> _Directive_: Reproduce all of the data exactly.

** Start of Task data **

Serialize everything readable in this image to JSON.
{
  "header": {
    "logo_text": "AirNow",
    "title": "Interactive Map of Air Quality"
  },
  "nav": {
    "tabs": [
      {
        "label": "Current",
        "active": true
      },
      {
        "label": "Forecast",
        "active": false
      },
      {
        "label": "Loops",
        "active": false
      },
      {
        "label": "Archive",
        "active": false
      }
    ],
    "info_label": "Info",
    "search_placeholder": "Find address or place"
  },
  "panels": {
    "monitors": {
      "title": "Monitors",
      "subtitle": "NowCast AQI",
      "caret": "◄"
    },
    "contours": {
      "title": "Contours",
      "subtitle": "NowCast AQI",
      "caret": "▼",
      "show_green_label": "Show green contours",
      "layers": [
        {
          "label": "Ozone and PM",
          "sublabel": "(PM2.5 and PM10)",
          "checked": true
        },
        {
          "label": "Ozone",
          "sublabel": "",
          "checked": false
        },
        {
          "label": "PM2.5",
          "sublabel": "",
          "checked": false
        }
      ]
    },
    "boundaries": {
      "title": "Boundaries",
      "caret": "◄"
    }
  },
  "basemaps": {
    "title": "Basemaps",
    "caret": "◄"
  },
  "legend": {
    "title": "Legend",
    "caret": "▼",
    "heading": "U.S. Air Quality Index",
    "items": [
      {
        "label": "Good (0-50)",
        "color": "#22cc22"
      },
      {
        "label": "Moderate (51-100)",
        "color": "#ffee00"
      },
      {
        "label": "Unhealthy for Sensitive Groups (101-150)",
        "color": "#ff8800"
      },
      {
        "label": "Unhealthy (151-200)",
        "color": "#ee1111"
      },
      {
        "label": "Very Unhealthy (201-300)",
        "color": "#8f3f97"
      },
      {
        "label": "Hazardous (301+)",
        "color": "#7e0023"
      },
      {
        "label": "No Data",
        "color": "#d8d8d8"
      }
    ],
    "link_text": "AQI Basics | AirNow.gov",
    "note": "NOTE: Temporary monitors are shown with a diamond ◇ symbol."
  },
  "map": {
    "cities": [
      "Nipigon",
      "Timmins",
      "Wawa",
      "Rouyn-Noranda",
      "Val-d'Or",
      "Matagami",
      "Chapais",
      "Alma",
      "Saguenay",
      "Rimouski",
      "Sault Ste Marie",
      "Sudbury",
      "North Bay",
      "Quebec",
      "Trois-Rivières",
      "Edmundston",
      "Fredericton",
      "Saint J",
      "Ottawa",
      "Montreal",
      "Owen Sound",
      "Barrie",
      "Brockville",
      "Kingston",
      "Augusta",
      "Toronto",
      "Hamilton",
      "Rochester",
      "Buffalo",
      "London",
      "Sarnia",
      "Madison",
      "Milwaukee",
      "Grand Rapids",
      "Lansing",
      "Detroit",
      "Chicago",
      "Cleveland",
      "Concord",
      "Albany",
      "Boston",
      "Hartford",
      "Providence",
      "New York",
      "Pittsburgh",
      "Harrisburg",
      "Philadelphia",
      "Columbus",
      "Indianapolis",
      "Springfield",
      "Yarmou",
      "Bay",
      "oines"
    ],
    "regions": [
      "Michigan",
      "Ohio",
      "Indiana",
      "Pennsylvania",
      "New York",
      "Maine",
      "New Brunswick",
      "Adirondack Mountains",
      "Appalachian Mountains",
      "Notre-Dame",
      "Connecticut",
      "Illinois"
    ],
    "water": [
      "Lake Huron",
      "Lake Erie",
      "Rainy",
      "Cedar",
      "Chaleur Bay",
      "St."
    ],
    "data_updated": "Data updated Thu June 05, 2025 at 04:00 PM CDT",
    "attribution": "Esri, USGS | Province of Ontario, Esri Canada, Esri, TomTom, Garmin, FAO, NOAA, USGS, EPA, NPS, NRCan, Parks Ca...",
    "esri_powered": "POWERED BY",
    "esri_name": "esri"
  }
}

** End of Task data **

> _Solution_:
Serialize everything readable in this image to JSON.
{
  "header": {
    "logo_text": "AirNow",
    "title": "Interactive Map of Air Quality"
  },
  "nav": {
    "tabs": [
      {
        "label": "Current",
        "active": true
      },
      {
        "label": "Forecast",
        "active": false
      },
      {
        "label": "Loops",
        "active": false
      },
      {
        "label": "Archive",
        "active": false
      }
    ],
    "info_label": "Info",
    "search_placeholder": "Find address or place"
  },
  "panels": {
    "monitors": {
      "title": "Monitors",
      "subtitle": "NowCast AQI",
      "caret": "◄"
    },
    "contours": {
      "title": "Contours",
      "subtitle": "NowCast AQI",
      "caret": "▼",
      "show_green_label": "Show green contours",
      "layers": [
        {
          "label": "Ozone and PM",
          "sublabel": "(PM2.5 and PM10)",
          "checked": true
        },
        {
          "label": "Ozone",
          "sublabel": "",
          "checked": false
        },
        {
          "label": "PM2.5",
          "sublabel": "",
          "checked": false
        }
      ]
    },
    "boundaries": {
      "title": "Boundaries",
      "caret": "◄"
    }
  },
  "basemaps": {
    "title": "Basemaps",
    "caret": "◄"
  },
  "legend": {
    "title": "Legend",
    "caret": "▼",
    "heading": "U.S. Air Quality Index",
    "items": [
      {
        "label": "Good (0-50)",
        "color": "#22cc22"
      },
      {
        "label": "Moderate (51-100)",
        "color": "#ffee00"
      },
      {
        "label": "Unhealthy for Sensitive Groups (101-150)",
        "color": "#ff8800"
      },
      {
        "label": "Unhealthy (151-200)",
        "color": "#ee1111"
      },
      {
        "label": "Very Unhealthy (201-300)",
        "color": "#8f3f97"
      },
      {
        "label": "Hazardous (301+)",
        "color": "#7e0023"
      },
      {
        "label": "No Data",
        "color": "#d8d8d8"
      }
    ],
    "link_text": "AQI Basics | AirNow.gov",
    "note": "NOTE: Temporary monitors are shown with a diamond ◇ symbol."
  },
  "map": {
    "cities": [
      "Nipigon",
      "Timmins",
      "Wawa",
      "Rouyn-Noranda",
      "Val-d'Or",
      "Matagami",
      "Chapais",
      "Alma",
      "Saguenay",
      "Rimouski",
      "Sault Ste Marie",
      "Sudbury",
      "North Bay",
      "Quebec",
      "Trois-Rivières",
      "Edmundston",
      "Fredericton",
      "Saint J",
      "Ottawa",
      "Montreal",
      "Owen Sound",
      "Barrie",
      "Brockville",
      "Kingston",
      "Augusta",
      "Toronto",
      "Hamilton",
      "Rochester",
      "Buffalo",
      "London",
      "Sarnia",
      "Madison",
      "Milwaukee",
      "Grand Rapids",
      "Lansing",
      "Detroit",
      "Chicago",
      "Cleveland",
      "Concord",
      "Albany",
      "Boston",
      "Hartford",
      "Providence",
      "New York",
      "Pittsburgh",
      "Harrisburg",
      "Philadelphia",
      "Columbus",
      "Indianapolis",
      "Springfield",
      "Yarmou",
      "Bay",
      "oines"
    ],
    "regions": [
      "Michigan",
      "Ohio",
      "Indiana",
      "Pennsylvania",
      "New York",
      "Maine",
      "New Brunswick",
      "Adirondack Mountains",
      "Appalachian Mountains",
      "Notre-Dame",
      "Connecticut",
      "Illinois"
    ],
    "water": [
      "Lake Huron",
      "Lake Erie",
      "Rainy",
      "Cedar",
      "Chaleur Bay",
      "St."
    ],
    "data_updated": "Data updated Thu June 05, 2025 at 04:00 PM CDT",
    "attribution": "Esri, USGS | Province of Ontario, Esri Canada, Esri, TomTom, Garmin, FAO, NOAA, USGS, EPA, NPS, NRCan, Parks Ca...",
    "esri_powered": "POWERED BY",
    "esri_name": "esri"
  }
}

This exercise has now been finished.